***** Listing *****

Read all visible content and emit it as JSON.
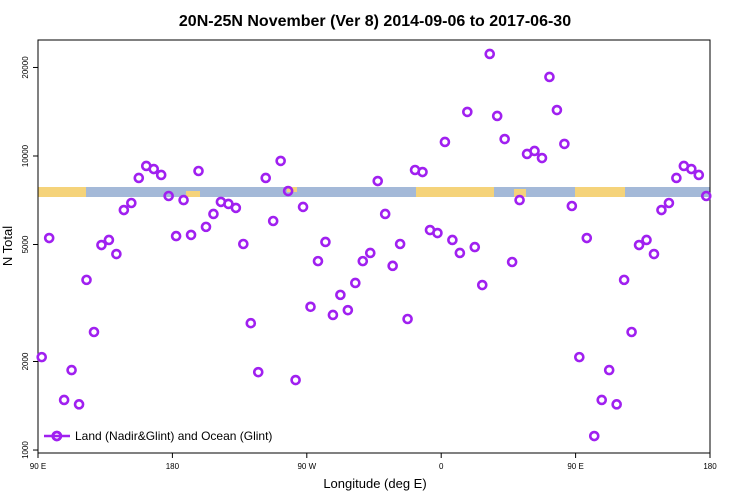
{
  "chart_data": {
    "type": "scatter",
    "title": "20N-25N November (Ver 8)   2014-09-06 to 2017-06-30",
    "x_label": "Longitude (deg E)",
    "y_label": "N Total",
    "log_y": true,
    "legend": "bottom-left",
    "xlim": [
      90,
      540
    ],
    "xticks": [
      {
        "value": 90,
        "label": "90 E"
      },
      {
        "value": 180,
        "label": "180"
      },
      {
        "value": 270,
        "label": "90 W"
      },
      {
        "value": 360,
        "label": "0"
      },
      {
        "value": 450,
        "label": "90 E"
      },
      {
        "value": 540,
        "label": "180"
      }
    ],
    "ylim": [
      977,
      24800
    ],
    "yticks": [
      1000,
      2000,
      5000,
      10000,
      20000
    ],
    "series": [
      {
        "name": "Land (Nadir&Glint) and Ocean (Glint)",
        "color": "#a020f0",
        "x": [
          92.5,
          97.5,
          102.5,
          107.5,
          112.5,
          117.5,
          122.5,
          127.5,
          132.5,
          137.5,
          142.5,
          147.5,
          152.5,
          157.5,
          162.5,
          167.5,
          172.5,
          177.5,
          182.5,
          187.5,
          192.5,
          197.5,
          202.5,
          207.5,
          212.5,
          217.5,
          222.5,
          227.5,
          232.5,
          237.5,
          242.5,
          247.5,
          252.5,
          257.5,
          262.5,
          267.5,
          272.5,
          277.5,
          282.5,
          287.5,
          292.5,
          297.5,
          302.5,
          307.5,
          312.5,
          317.5,
          322.5,
          327.5,
          332.5,
          337.5,
          342.5,
          347.5,
          352.5,
          357.5,
          362.5,
          367.5,
          372.5,
          377.5,
          382.5,
          387.5,
          392.5,
          397.5,
          402.5,
          407.5,
          412.5,
          417.5,
          422.5,
          427.5,
          432.5,
          437.5,
          442.5,
          447.5,
          452.5,
          457.5,
          462.5,
          467.5,
          472.5,
          477.5,
          482.5,
          487.5,
          492.5,
          497.5,
          502.5,
          507.5,
          512.5,
          517.5,
          522.5,
          527.5,
          532.5,
          537.5
        ],
        "values": [
          2070,
          5260,
          1116,
          1480,
          1870,
          1430,
          3790,
          2520,
          4980,
          5180,
          4640,
          6550,
          6920,
          8420,
          9250,
          9030,
          8620,
          7310,
          5340,
          7080,
          5390,
          8890,
          5740,
          6350,
          6980,
          6870,
          6660,
          5020,
          2700,
          1840,
          8420,
          6010,
          9620,
          7600,
          1730,
          6710,
          3070,
          4390,
          5100,
          2880,
          3370,
          2990,
          3700,
          4390,
          4680,
          8220,
          6350,
          4230,
          5020,
          2790,
          8960,
          8820,
          5600,
          5470,
          11160,
          5180,
          4680,
          14120,
          4900,
          3640,
          22230,
          13680,
          11420,
          4360,
          7080,
          10160,
          10400,
          9840,
          18570,
          14330,
          10990,
          6760,
          2070,
          5260,
          1116,
          1480,
          1870,
          1430,
          3790,
          2520,
          4980,
          5180,
          4640,
          6550,
          6920,
          8420,
          9250,
          9030,
          8620,
          7310
        ]
      }
    ]
  }
}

*****

Stated goal: Pictures in the records above should not be copied. Repeat everything else exactly.

Response for this exercise:
Read all visible content and emit it as JSON.
{
  "chart_data": {
    "type": "scatter",
    "title": "20N-25N November (Ver 8)   2014-09-06 to 2017-06-30",
    "x_label": "Longitude (deg E)",
    "y_label": "N Total",
    "log_y": true,
    "legend": "bottom-left",
    "xlim": [
      90,
      540
    ],
    "xticks": [
      {
        "value": 90,
        "label": "90 E"
      },
      {
        "value": 180,
        "label": "180"
      },
      {
        "value": 270,
        "label": "90 W"
      },
      {
        "value": 360,
        "label": "0"
      },
      {
        "value": 450,
        "label": "90 E"
      },
      {
        "value": 540,
        "label": "180"
      }
    ],
    "ylim": [
      977,
      24800
    ],
    "yticks": [
      1000,
      2000,
      5000,
      10000,
      20000
    ],
    "series": [
      {
        "name": "Land (Nadir&Glint) and Ocean (Glint)",
        "color": "#a020f0",
        "x": [
          92.5,
          97.5,
          102.5,
          107.5,
          112.5,
          117.5,
          122.5,
          127.5,
          132.5,
          137.5,
          142.5,
          147.5,
          152.5,
          157.5,
          162.5,
          167.5,
          172.5,
          177.5,
          182.5,
          187.5,
          192.5,
          197.5,
          202.5,
          207.5,
          212.5,
          217.5,
          222.5,
          227.5,
          232.5,
          237.5,
          242.5,
          247.5,
          252.5,
          257.5,
          262.5,
          267.5,
          272.5,
          277.5,
          282.5,
          287.5,
          292.5,
          297.5,
          302.5,
          307.5,
          312.5,
          317.5,
          322.5,
          327.5,
          332.5,
          337.5,
          342.5,
          347.5,
          352.5,
          357.5,
          362.5,
          367.5,
          372.5,
          377.5,
          382.5,
          387.5,
          392.5,
          397.5,
          402.5,
          407.5,
          412.5,
          417.5,
          422.5,
          427.5,
          432.5,
          437.5,
          442.5,
          447.5,
          452.5,
          457.5,
          462.5,
          467.5,
          472.5,
          477.5,
          482.5,
          487.5,
          492.5,
          497.5,
          502.5,
          507.5,
          512.5,
          517.5,
          522.5,
          527.5,
          532.5,
          537.5
        ],
        "values": [
          2070,
          5260,
          1116,
          1480,
          1870,
          1430,
          3790,
          2520,
          4980,
          5180,
          4640,
          6550,
          6920,
          8420,
          9250,
          9030,
          8620,
          7310,
          5340,
          7080,
          5390,
          8890,
          5740,
          6350,
          6980,
          6870,
          6660,
          5020,
          2700,
          1840,
          8420,
          6010,
          9620,
          7600,
          1730,
          6710,
          3070,
          4390,
          5100,
          2880,
          3370,
          2990,
          3700,
          4390,
          4680,
          8220,
          6350,
          4230,
          5020,
          2790,
          8960,
          8820,
          5600,
          5470,
          11160,
          5180,
          4680,
          14120,
          4900,
          3640,
          22230,
          13680,
          11420,
          4360,
          7080,
          10160,
          10400,
          9840,
          18570,
          14330,
          10990,
          6760,
          2070,
          5260,
          1116,
          1480,
          1870,
          1430,
          3790,
          2520,
          4980,
          5180,
          4640,
          6550,
          6920,
          8420,
          9250,
          9030,
          8620,
          7310
        ]
      }
    ]
  }
}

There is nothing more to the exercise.